Short task :: Answer with one number only: the number of lines that include the word "信息意识".

Data for this exercise ::
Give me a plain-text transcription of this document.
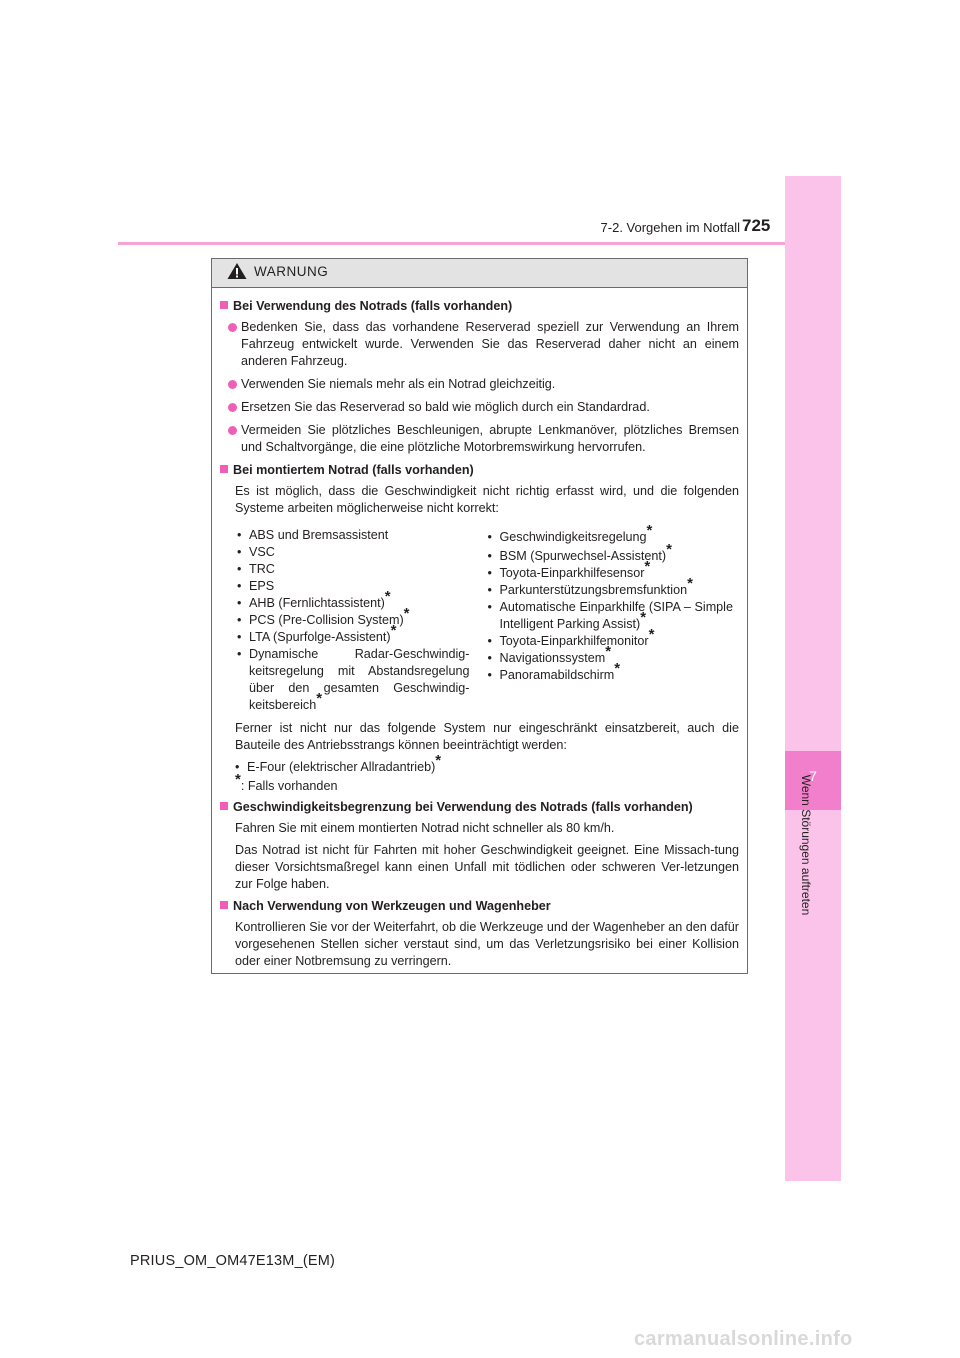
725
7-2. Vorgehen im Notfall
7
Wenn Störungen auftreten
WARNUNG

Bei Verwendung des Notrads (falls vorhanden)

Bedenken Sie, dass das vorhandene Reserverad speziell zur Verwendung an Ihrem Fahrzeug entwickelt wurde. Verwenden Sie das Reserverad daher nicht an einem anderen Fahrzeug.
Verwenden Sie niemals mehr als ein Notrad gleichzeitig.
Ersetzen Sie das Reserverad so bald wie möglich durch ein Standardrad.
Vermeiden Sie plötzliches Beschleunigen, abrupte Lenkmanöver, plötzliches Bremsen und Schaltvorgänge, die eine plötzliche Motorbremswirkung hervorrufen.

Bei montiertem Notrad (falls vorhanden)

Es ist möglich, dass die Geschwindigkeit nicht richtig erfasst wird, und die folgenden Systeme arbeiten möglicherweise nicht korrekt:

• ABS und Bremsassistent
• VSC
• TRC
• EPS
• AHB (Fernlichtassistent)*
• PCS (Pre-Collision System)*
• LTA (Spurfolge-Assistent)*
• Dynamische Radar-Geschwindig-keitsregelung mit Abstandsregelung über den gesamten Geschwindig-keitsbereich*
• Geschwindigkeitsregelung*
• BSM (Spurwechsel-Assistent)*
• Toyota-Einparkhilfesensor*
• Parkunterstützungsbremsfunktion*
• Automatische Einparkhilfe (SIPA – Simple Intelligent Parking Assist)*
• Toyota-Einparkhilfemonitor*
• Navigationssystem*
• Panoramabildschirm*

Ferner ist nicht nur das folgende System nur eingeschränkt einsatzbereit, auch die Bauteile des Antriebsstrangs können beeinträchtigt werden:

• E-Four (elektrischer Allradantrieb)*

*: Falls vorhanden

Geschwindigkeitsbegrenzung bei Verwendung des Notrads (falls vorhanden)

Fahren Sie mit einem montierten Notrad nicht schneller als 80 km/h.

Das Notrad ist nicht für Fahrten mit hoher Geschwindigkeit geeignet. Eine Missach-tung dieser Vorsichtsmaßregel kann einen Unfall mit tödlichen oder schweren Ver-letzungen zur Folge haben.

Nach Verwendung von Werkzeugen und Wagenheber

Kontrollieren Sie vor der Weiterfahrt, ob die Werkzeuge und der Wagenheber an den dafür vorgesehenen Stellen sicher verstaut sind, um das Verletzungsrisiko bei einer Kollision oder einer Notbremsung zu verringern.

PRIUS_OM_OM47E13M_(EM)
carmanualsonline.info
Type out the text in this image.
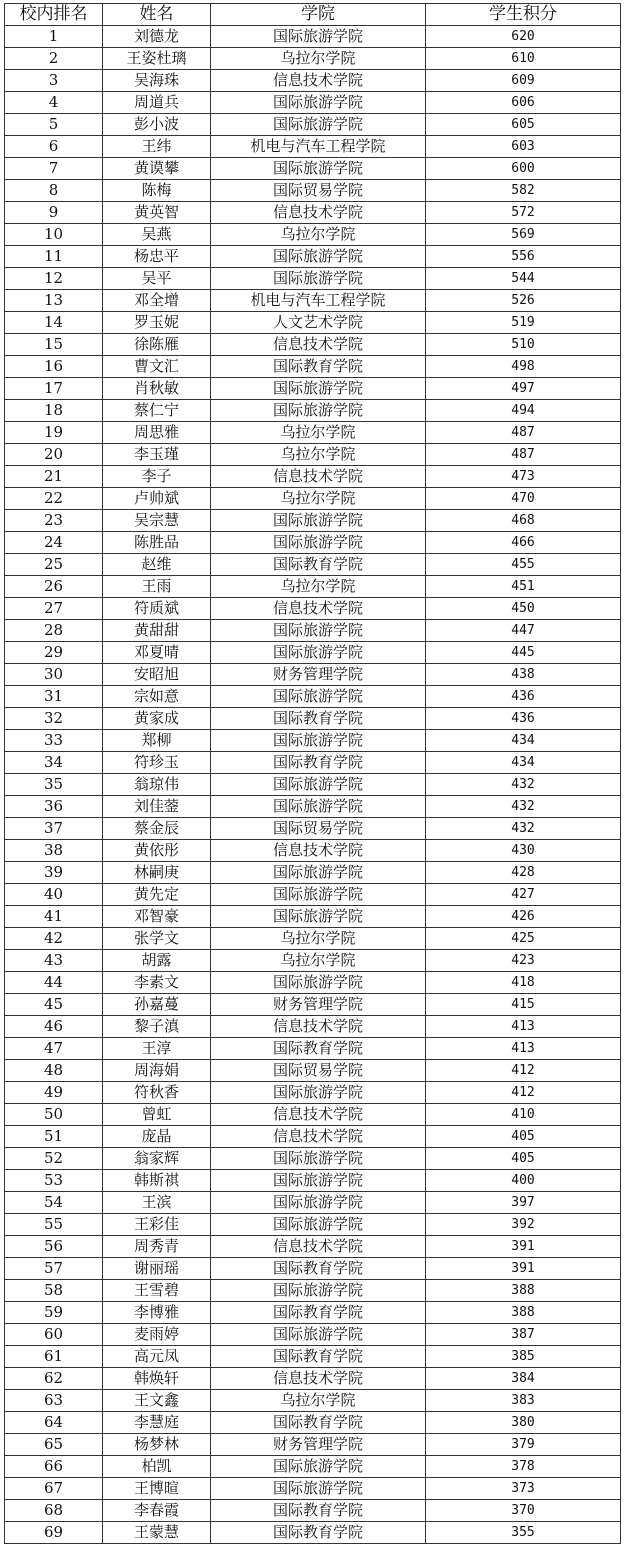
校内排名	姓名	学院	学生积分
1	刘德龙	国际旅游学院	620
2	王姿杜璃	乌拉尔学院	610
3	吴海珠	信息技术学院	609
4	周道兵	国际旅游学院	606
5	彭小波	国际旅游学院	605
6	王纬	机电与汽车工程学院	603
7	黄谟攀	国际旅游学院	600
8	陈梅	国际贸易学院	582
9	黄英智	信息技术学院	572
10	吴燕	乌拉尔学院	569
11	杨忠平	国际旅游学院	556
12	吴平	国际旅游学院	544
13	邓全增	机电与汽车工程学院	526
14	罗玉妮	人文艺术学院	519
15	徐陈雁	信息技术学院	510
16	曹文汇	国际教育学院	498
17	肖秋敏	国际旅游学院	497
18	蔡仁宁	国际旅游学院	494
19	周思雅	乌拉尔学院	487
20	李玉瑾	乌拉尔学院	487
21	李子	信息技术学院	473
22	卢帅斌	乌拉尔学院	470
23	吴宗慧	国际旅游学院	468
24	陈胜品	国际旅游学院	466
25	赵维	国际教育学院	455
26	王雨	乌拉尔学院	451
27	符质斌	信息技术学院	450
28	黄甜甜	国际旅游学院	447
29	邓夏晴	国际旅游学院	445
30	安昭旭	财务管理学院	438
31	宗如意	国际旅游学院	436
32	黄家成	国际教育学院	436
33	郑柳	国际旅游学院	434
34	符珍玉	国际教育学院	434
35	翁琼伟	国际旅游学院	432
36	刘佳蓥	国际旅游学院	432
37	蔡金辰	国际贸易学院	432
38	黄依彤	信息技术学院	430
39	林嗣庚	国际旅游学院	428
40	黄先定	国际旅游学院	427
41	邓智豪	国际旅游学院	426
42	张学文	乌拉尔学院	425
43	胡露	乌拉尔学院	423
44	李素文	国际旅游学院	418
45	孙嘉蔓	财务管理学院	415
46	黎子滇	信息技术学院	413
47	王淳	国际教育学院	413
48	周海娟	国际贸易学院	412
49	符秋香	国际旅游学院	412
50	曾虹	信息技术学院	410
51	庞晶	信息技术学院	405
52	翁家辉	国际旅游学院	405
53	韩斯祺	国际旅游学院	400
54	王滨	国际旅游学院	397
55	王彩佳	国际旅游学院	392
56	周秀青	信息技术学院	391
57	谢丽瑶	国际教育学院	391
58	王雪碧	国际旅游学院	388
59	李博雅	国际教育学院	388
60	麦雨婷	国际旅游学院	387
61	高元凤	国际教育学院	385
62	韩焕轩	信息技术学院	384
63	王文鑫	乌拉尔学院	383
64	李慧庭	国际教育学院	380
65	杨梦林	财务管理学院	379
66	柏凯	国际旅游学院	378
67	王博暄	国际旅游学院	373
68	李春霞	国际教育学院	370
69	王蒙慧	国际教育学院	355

---

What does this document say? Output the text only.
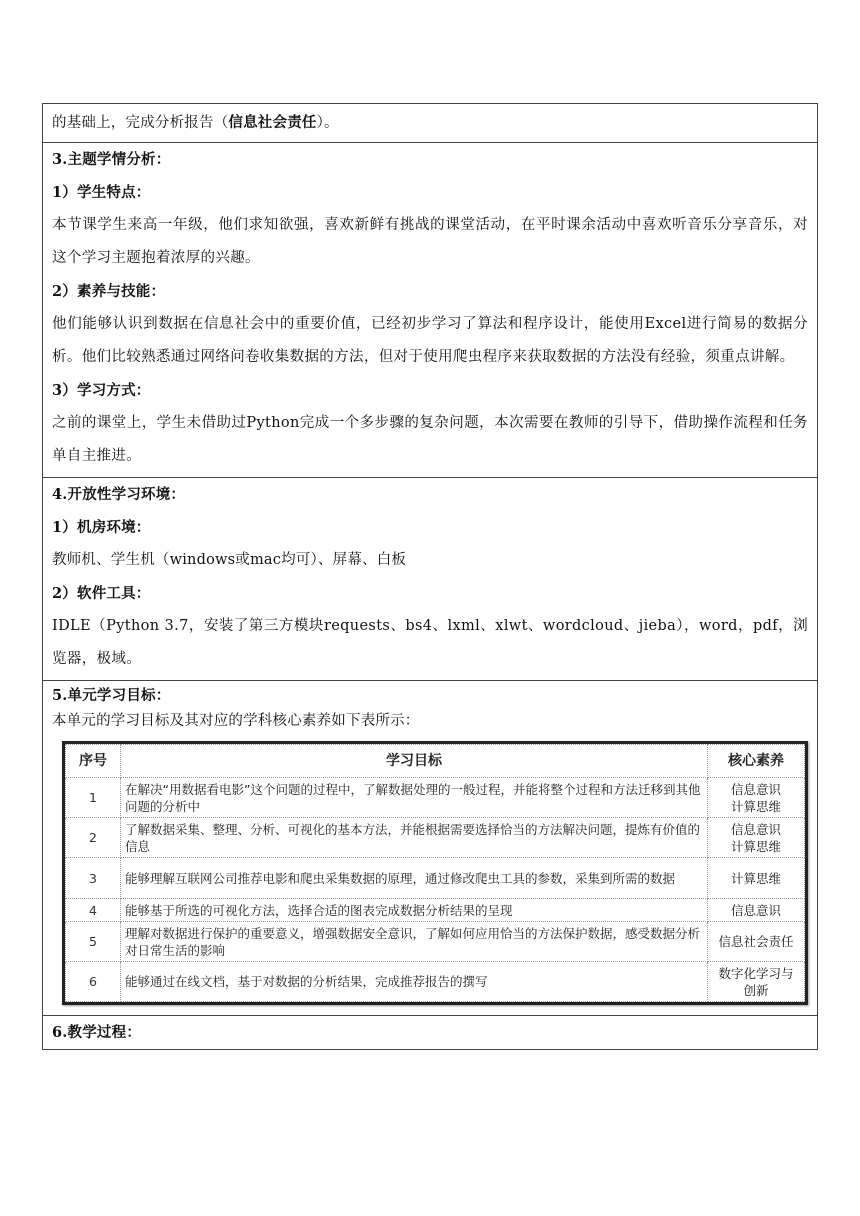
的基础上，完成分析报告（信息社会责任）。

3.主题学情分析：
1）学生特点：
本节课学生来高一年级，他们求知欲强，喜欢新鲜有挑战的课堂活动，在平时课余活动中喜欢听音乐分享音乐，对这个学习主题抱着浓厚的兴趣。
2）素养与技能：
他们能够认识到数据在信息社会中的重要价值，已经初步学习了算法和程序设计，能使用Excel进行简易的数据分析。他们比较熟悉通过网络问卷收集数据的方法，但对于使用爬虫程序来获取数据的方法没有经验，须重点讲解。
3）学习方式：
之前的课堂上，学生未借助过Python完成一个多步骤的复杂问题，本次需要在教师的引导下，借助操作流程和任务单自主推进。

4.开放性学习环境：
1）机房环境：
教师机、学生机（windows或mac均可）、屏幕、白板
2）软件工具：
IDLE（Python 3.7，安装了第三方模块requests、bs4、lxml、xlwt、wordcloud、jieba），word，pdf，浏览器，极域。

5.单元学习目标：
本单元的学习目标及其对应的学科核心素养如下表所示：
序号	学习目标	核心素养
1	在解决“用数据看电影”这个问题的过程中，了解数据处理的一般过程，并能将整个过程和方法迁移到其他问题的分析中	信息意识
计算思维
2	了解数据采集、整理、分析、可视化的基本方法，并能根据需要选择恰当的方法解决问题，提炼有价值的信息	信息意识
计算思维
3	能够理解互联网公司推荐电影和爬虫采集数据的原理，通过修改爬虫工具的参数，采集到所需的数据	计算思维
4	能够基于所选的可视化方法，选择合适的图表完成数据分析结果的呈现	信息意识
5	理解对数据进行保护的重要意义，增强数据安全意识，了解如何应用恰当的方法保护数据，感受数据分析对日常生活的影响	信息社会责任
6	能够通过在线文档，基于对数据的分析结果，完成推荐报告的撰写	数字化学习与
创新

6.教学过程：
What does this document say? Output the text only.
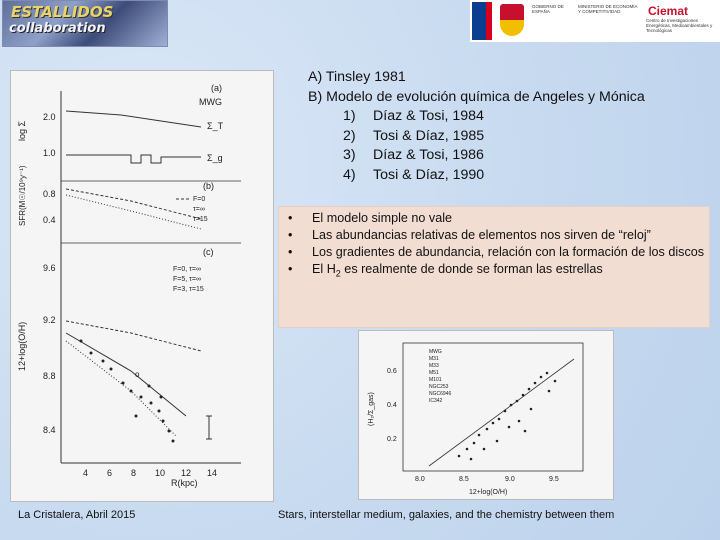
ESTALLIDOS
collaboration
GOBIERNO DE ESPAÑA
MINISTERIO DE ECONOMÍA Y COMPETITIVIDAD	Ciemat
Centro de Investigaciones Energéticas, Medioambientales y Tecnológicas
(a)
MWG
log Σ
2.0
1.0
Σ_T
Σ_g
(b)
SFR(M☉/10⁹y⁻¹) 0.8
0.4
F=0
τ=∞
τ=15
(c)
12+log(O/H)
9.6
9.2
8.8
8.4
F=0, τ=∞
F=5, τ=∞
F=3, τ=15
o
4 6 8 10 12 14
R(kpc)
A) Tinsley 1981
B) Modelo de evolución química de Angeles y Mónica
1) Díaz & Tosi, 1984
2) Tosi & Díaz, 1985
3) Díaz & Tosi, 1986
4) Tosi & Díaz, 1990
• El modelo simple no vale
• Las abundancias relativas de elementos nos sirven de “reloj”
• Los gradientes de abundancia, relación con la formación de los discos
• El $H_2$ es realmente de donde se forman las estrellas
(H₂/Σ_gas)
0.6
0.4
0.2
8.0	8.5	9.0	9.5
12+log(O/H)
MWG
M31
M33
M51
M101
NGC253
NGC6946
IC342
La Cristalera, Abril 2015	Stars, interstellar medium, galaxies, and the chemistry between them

---

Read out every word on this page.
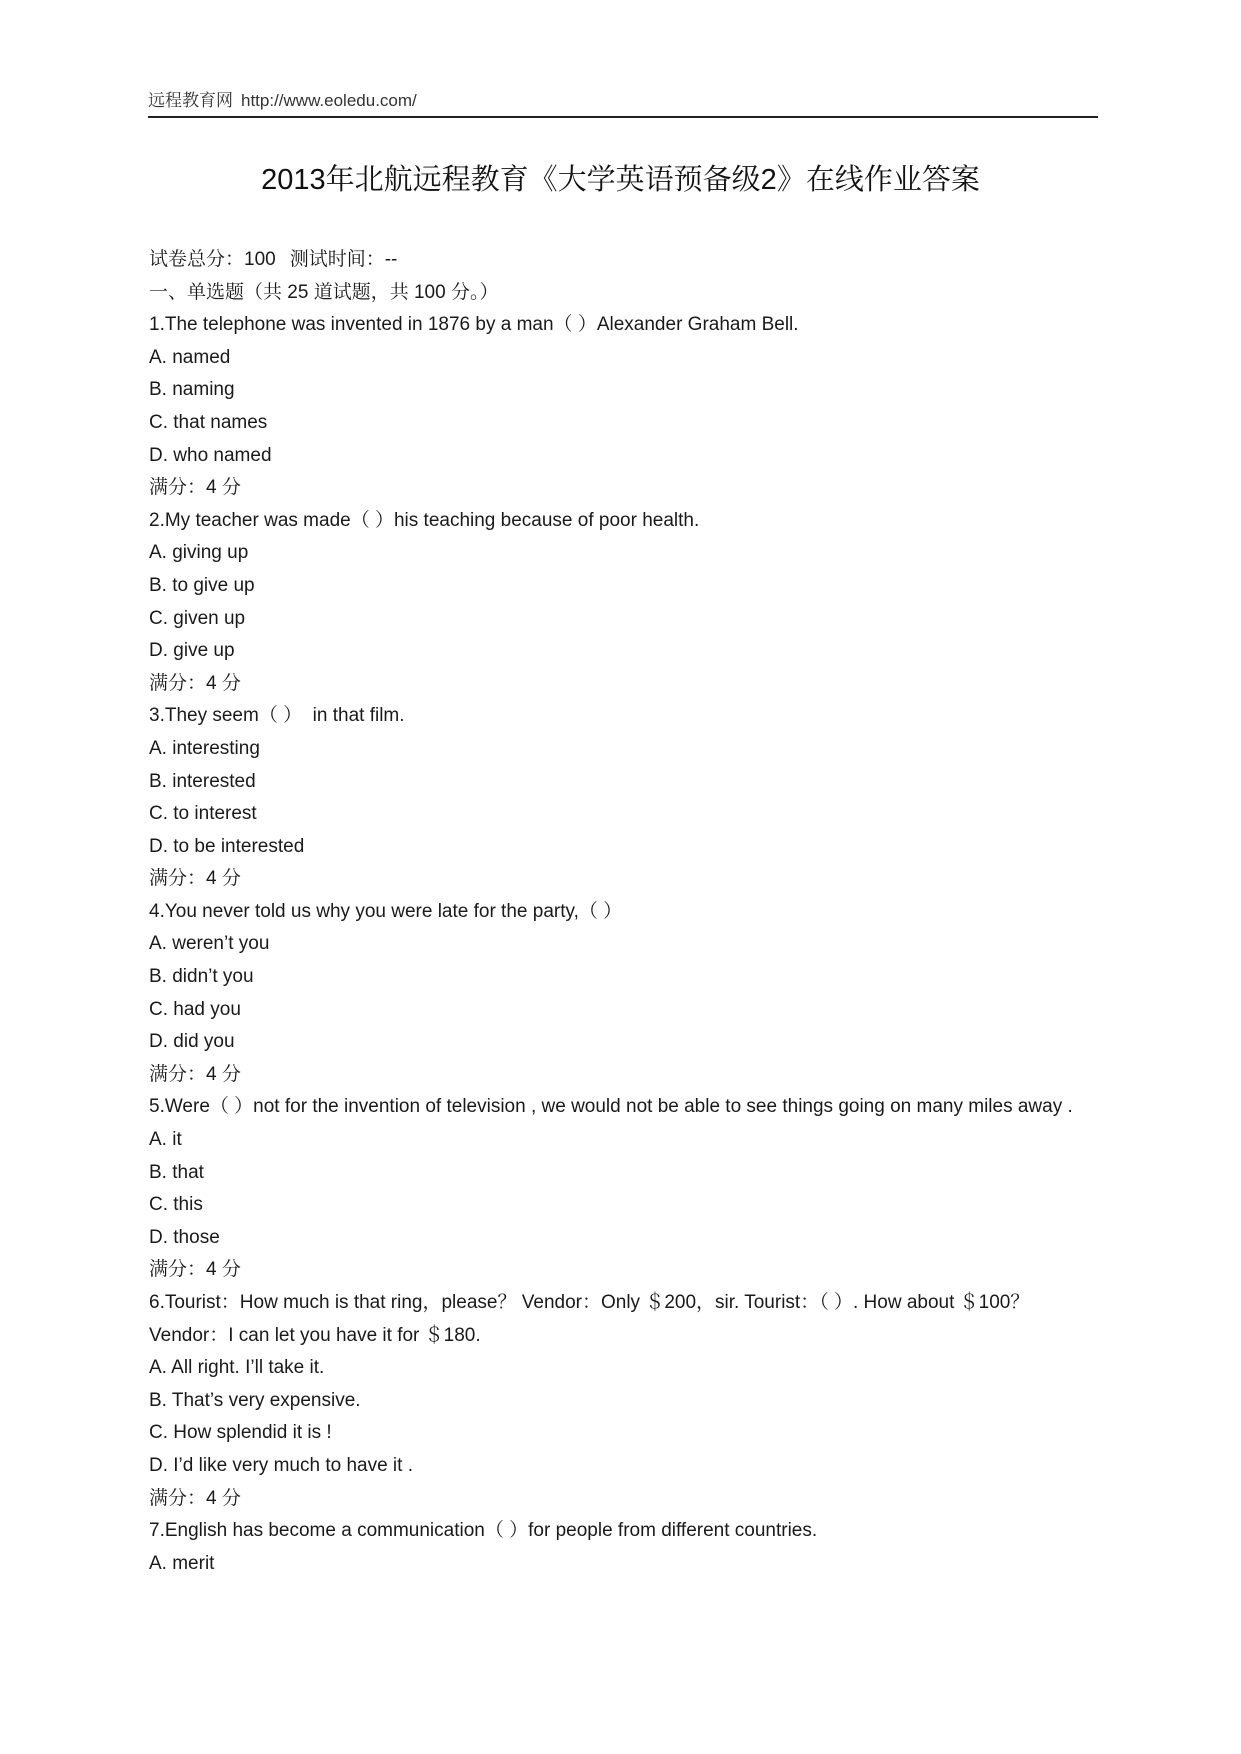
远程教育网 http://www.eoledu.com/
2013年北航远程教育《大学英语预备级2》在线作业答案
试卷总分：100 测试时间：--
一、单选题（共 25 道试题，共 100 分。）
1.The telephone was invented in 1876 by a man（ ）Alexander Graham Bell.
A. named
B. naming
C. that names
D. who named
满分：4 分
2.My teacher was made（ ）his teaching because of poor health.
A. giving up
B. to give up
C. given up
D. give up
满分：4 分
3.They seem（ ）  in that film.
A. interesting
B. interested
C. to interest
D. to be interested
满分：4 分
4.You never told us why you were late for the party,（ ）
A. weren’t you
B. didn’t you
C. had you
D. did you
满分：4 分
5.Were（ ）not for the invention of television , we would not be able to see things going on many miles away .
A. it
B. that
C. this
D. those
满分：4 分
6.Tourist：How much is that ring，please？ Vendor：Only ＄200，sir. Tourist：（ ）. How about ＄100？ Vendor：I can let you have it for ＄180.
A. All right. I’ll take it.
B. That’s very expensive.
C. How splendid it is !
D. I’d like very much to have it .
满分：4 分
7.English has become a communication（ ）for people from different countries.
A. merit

Solution :: 3